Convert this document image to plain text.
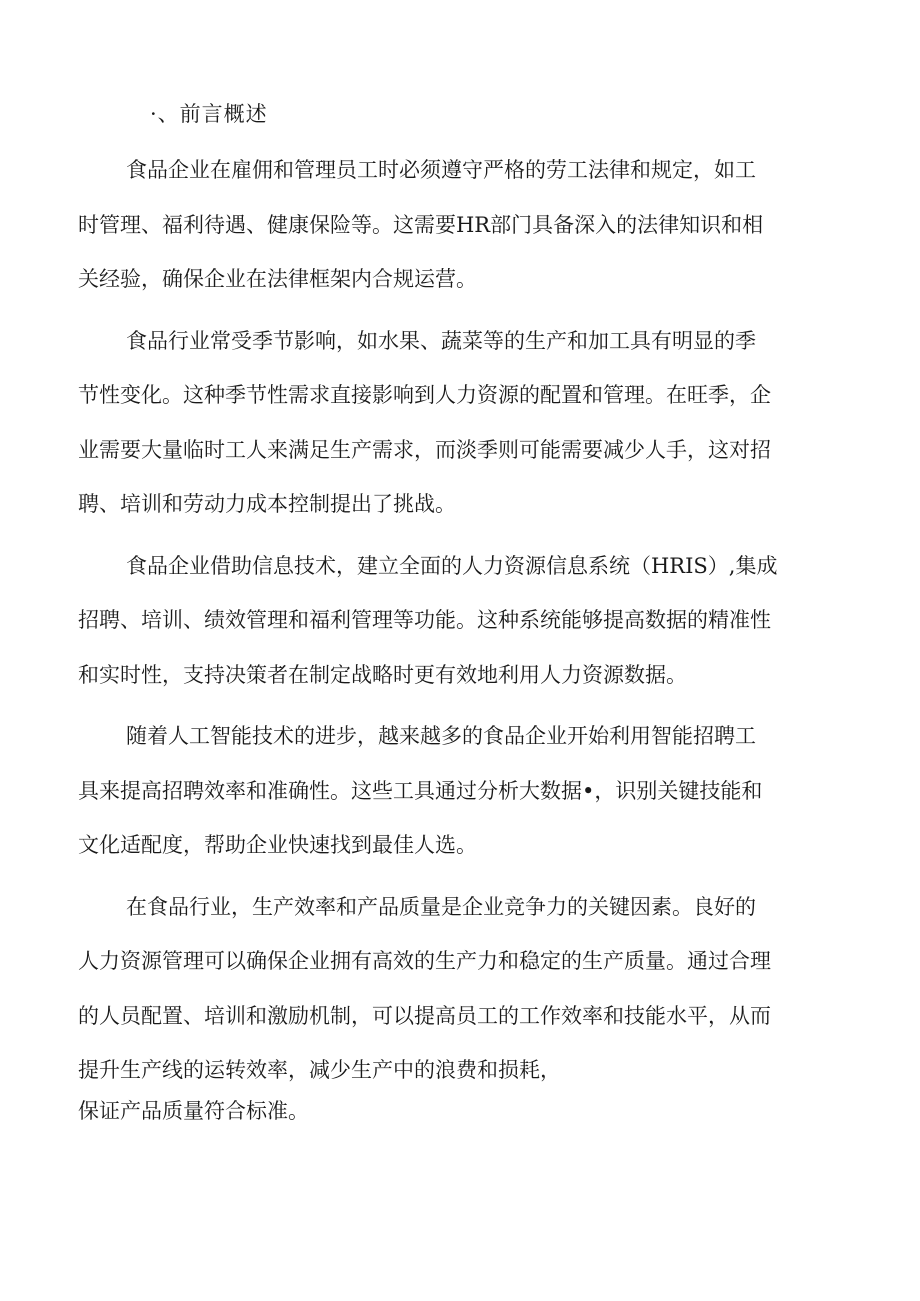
·、前言概述

食品企业在雇佣和管理员工时必须遵守严格的劳工法律和规定，如工

时管理、福利待遇、健康保险等。这需要HR部门具备深入的法律知识和相

关经验，确保企业在法律框架内合规运营。

食品行业常受季节影响，如水果、蔬菜等的生产和加工具有明显的季

节性变化。这种季节性需求直接影响到人力资源的配置和管理。在旺季，企

业需要大量临时工人来满足生产需求，而淡季则可能需要减少人手，这对招

聘、培训和劳动力成本控制提出了挑战。

食品企业借助信息技术，建立全面的人力资源信息系统（HRIS）,集成

招聘、培训、绩效管理和福利管理等功能。这种系统能够提高数据的精准性

和实时性，支持决策者在制定战略时更有效地利用人力资源数据。

随着人工智能技术的进步，越来越多的食品企业开始利用智能招聘工

具来提高招聘效率和准确性。这些工具通过分析大数据•，识别关键技能和

文化适配度，帮助企业快速找到最佳人选。

在食品行业，生产效率和产品质量是企业竞争力的关键因素。良好的

人力资源管理可以确保企业拥有高效的生产力和稳定的生产质量。通过合理

的人员配置、培训和激励机制，可以提高员工的工作效率和技能水平，从而

提升生产线的运转效率，减少生产中的浪费和损耗，

保证产品质量符合标准。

WORK REQUIRED: Without the pictures, write out the whole listing above exactly as it appears.

COMPLETED EXERCISE:
Convert this document image to plain text.
·、前言概述

食品企业在雇佣和管理员工时必须遵守严格的劳工法律和规定，如工

时管理、福利待遇、健康保险等。这需要HR部门具备深入的法律知识和相

关经验，确保企业在法律框架内合规运营。

食品行业常受季节影响，如水果、蔬菜等的生产和加工具有明显的季

节性变化。这种季节性需求直接影响到人力资源的配置和管理。在旺季，企

业需要大量临时工人来满足生产需求，而淡季则可能需要减少人手，这对招

聘、培训和劳动力成本控制提出了挑战。

食品企业借助信息技术，建立全面的人力资源信息系统（HRIS）,集成

招聘、培训、绩效管理和福利管理等功能。这种系统能够提高数据的精准性

和实时性，支持决策者在制定战略时更有效地利用人力资源数据。

随着人工智能技术的进步，越来越多的食品企业开始利用智能招聘工

具来提高招聘效率和准确性。这些工具通过分析大数据•，识别关键技能和

文化适配度，帮助企业快速找到最佳人选。

在食品行业，生产效率和产品质量是企业竞争力的关键因素。良好的

人力资源管理可以确保企业拥有高效的生产力和稳定的生产质量。通过合理

的人员配置、培训和激励机制，可以提高员工的工作效率和技能水平，从而

提升生产线的运转效率，减少生产中的浪费和损耗，

保证产品质量符合标准。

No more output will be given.